- [Records]
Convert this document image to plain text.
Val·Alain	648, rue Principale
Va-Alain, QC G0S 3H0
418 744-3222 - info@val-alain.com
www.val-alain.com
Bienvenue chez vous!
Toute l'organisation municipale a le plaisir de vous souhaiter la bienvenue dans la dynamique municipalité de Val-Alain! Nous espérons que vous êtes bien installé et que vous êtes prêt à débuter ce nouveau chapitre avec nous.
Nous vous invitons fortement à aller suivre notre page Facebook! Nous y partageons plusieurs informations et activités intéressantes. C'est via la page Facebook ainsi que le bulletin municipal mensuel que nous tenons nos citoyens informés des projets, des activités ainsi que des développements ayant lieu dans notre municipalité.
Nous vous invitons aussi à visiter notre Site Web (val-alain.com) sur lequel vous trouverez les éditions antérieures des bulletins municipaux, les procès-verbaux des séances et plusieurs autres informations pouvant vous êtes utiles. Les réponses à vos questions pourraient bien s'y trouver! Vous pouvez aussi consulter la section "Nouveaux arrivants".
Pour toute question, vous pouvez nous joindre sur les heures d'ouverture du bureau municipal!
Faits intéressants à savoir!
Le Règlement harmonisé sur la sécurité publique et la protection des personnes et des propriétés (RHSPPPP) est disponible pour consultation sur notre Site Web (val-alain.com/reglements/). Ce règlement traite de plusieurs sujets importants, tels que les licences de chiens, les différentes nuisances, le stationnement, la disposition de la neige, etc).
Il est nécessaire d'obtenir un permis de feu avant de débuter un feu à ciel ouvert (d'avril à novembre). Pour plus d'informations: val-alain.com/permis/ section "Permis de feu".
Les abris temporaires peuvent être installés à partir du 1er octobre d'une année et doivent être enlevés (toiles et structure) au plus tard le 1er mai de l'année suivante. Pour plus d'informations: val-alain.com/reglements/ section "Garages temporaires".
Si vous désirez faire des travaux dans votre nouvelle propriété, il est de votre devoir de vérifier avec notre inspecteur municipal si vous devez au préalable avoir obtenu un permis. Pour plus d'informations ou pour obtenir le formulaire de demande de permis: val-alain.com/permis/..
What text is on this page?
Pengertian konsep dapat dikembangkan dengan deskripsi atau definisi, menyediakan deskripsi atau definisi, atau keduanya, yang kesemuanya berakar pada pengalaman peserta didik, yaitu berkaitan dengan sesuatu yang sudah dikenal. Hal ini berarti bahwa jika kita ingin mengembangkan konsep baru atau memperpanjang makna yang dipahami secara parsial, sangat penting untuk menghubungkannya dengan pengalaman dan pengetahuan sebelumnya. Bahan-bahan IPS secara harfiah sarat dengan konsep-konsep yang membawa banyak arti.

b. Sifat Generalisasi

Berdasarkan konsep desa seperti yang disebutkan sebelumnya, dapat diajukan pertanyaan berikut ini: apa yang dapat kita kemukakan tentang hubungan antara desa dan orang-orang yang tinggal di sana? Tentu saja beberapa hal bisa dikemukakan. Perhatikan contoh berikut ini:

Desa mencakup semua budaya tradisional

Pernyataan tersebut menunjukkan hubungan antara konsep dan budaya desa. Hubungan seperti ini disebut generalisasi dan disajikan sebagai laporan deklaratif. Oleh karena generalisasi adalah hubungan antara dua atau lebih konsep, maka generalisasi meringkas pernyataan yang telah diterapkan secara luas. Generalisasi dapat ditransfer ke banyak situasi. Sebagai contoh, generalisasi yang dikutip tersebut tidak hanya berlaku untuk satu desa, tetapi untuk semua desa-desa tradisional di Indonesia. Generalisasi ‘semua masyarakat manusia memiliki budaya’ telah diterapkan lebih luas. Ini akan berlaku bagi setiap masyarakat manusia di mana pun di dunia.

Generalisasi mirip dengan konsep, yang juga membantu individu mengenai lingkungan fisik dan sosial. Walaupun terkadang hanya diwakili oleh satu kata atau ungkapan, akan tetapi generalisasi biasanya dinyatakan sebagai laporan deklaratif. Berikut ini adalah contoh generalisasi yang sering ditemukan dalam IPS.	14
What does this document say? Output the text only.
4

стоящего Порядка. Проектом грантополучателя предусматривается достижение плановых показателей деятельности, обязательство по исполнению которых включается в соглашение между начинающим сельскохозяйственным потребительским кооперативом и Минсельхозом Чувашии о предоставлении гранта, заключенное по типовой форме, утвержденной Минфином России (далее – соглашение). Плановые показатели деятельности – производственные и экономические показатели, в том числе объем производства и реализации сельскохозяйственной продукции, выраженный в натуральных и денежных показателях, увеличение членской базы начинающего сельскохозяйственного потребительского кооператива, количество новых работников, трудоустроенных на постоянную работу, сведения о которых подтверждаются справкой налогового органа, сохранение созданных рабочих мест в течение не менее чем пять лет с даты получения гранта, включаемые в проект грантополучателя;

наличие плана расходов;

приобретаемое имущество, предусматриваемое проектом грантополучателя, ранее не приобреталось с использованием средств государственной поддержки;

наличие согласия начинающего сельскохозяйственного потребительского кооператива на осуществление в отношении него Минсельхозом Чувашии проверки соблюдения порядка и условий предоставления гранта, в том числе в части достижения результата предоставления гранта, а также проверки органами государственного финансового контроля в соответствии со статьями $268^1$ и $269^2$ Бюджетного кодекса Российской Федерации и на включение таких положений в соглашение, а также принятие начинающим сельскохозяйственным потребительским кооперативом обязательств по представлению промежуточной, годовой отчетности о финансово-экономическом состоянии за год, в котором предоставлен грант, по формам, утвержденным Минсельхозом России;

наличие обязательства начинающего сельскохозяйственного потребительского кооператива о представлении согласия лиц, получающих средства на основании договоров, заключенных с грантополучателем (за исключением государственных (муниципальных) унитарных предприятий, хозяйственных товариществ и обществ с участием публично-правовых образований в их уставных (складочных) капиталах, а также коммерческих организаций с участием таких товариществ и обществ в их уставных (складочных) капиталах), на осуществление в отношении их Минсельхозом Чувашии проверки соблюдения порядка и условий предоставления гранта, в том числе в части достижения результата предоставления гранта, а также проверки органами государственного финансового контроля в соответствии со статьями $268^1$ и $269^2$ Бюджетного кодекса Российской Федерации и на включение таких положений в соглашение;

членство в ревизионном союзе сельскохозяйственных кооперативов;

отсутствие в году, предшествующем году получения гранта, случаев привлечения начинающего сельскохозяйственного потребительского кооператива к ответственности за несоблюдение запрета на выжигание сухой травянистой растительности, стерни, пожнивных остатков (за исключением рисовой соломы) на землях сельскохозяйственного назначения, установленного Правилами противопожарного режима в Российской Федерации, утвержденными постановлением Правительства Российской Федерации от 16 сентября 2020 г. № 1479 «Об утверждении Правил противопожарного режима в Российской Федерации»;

- [Exercise goal] Output the records exactly, including every line.

- [Response to this task]
Convert this document image to plain text.
Val·Alain	648, rue Principale
Va-Alain, QC G0S 3H0
418 744-3222 - info@val-alain.com
www.val-alain.com
Bienvenue chez vous!
Toute l'organisation municipale a le plaisir de vous souhaiter la bienvenue dans la dynamique municipalité de Val-Alain! Nous espérons que vous êtes bien installé et que vous êtes prêt à débuter ce nouveau chapitre avec nous.
Nous vous invitons fortement à aller suivre notre page Facebook! Nous y partageons plusieurs informations et activités intéressantes. C'est via la page Facebook ainsi que le bulletin municipal mensuel que nous tenons nos citoyens informés des projets, des activités ainsi que des développements ayant lieu dans notre municipalité.
Nous vous invitons aussi à visiter notre Site Web (val-alain.com) sur lequel vous trouverez les éditions antérieures des bulletins municipaux, les procès-verbaux des séances et plusieurs autres informations pouvant vous êtes utiles. Les réponses à vos questions pourraient bien s'y trouver! Vous pouvez aussi consulter la section "Nouveaux arrivants".
Pour toute question, vous pouvez nous joindre sur les heures d'ouverture du bureau municipal!
Faits intéressants à savoir!
Le Règlement harmonisé sur la sécurité publique et la protection des personnes et des propriétés (RHSPPPP) est disponible pour consultation sur notre Site Web (val-alain.com/reglements/). Ce règlement traite de plusieurs sujets importants, tels que les licences de chiens, les différentes nuisances, le stationnement, la disposition de la neige, etc).
Il est nécessaire d'obtenir un permis de feu avant de débuter un feu à ciel ouvert (d'avril à novembre). Pour plus d'informations: val-alain.com/permis/ section "Permis de feu".
Les abris temporaires peuvent être installés à partir du 1er octobre d'une année et doivent être enlevés (toiles et structure) au plus tard le 1er mai de l'année suivante. Pour plus d'informations: val-alain.com/reglements/ section "Garages temporaires".
Si vous désirez faire des travaux dans votre nouvelle propriété, il est de votre devoir de vérifier avec notre inspecteur municipal si vous devez au préalable avoir obtenu un permis. Pour plus d'informations ou pour obtenir le formulaire de demande de permis: val-alain.com/permis/..
What text is on this page?
Pengertian konsep dapat dikembangkan dengan deskripsi atau definisi, menyediakan deskripsi atau definisi, atau keduanya, yang kesemuanya berakar pada pengalaman peserta didik, yaitu berkaitan dengan sesuatu yang sudah dikenal. Hal ini berarti bahwa jika kita ingin mengembangkan konsep baru atau memperpanjang makna yang dipahami secara parsial, sangat penting untuk menghubungkannya dengan pengalaman dan pengetahuan sebelumnya. Bahan-bahan IPS secara harfiah sarat dengan konsep-konsep yang membawa banyak arti.

b. Sifat Generalisasi

Berdasarkan konsep desa seperti yang disebutkan sebelumnya, dapat diajukan pertanyaan berikut ini: apa yang dapat kita kemukakan tentang hubungan antara desa dan orang-orang yang tinggal di sana? Tentu saja beberapa hal bisa dikemukakan. Perhatikan contoh berikut ini:

Desa mencakup semua budaya tradisional

Pernyataan tersebut menunjukkan hubungan antara konsep dan budaya desa. Hubungan seperti ini disebut generalisasi dan disajikan sebagai laporan deklaratif. Oleh karena generalisasi adalah hubungan antara dua atau lebih konsep, maka generalisasi meringkas pernyataan yang telah diterapkan secara luas. Generalisasi dapat ditransfer ke banyak situasi. Sebagai contoh, generalisasi yang dikutip tersebut tidak hanya berlaku untuk satu desa, tetapi untuk semua desa-desa tradisional di Indonesia. Generalisasi ‘semua masyarakat manusia memiliki budaya’ telah diterapkan lebih luas. Ini akan berlaku bagi setiap masyarakat manusia di mana pun di dunia.

Generalisasi mirip dengan konsep, yang juga membantu individu mengenai lingkungan fisik dan sosial. Walaupun terkadang hanya diwakili oleh satu kata atau ungkapan, akan tetapi generalisasi biasanya dinyatakan sebagai laporan deklaratif. Berikut ini adalah contoh generalisasi yang sering ditemukan dalam IPS.	14
What does this document say? Output the text only.
4

стоящего Порядка. Проектом грантополучателя предусматривается достижение плановых показателей деятельности, обязательство по исполнению которых включается в соглашение между начинающим сельскохозяйственным потребительским кооперативом и Минсельхозом Чувашии о предоставлении гранта, заключенное по типовой форме, утвержденной Минфином России (далее – соглашение). Плановые показатели деятельности – производственные и экономические показатели, в том числе объем производства и реализации сельскохозяйственной продукции, выраженный в натуральных и денежных показателях, увеличение членской базы начинающего сельскохозяйственного потребительского кооператива, количество новых работников, трудоустроенных на постоянную работу, сведения о которых подтверждаются справкой налогового органа, сохранение созданных рабочих мест в течение не менее чем пять лет с даты получения гранта, включаемые в проект грантополучателя;

наличие плана расходов;

приобретаемое имущество, предусматриваемое проектом грантополучателя, ранее не приобреталось с использованием средств государственной поддержки;

наличие согласия начинающего сельскохозяйственного потребительского кооператива на осуществление в отношении него Минсельхозом Чувашии проверки соблюдения порядка и условий предоставления гранта, в том числе в части достижения результата предоставления гранта, а также проверки органами государственного финансового контроля в соответствии со статьями $268^1$ и $269^2$ Бюджетного кодекса Российской Федерации и на включение таких положений в соглашение, а также принятие начинающим сельскохозяйственным потребительским кооперативом обязательств по представлению промежуточной, годовой отчетности о финансово-экономическом состоянии за год, в котором предоставлен грант, по формам, утвержденным Минсельхозом России;

наличие обязательства начинающего сельскохозяйственного потребительского кооператива о представлении согласия лиц, получающих средства на основании договоров, заключенных с грантополучателем (за исключением государственных (муниципальных) унитарных предприятий, хозяйственных товариществ и обществ с участием публично-правовых образований в их уставных (складочных) капиталах, а также коммерческих организаций с участием таких товариществ и обществ в их уставных (складочных) капиталах), на осуществление в отношении их Минсельхозом Чувашии проверки соблюдения порядка и условий предоставления гранта, в том числе в части достижения результата предоставления гранта, а также проверки органами государственного финансового контроля в соответствии со статьями $268^1$ и $269^2$ Бюджетного кодекса Российской Федерации и на включение таких положений в соглашение;

членство в ревизионном союзе сельскохозяйственных кооперативов;

отсутствие в году, предшествующем году получения гранта, случаев привлечения начинающего сельскохозяйственного потребительского кооператива к ответственности за несоблюдение запрета на выжигание сухой травянистой растительности, стерни, пожнивных остатков (за исключением рисовой соломы) на землях сельскохозяйственного назначения, установленного Правилами противопожарного режима в Российской Федерации, утвержденными постановлением Правительства Российской Федерации от 16 сентября 2020 г. № 1479 «Об утверждении Правил противопожарного режима в Российской Федерации»;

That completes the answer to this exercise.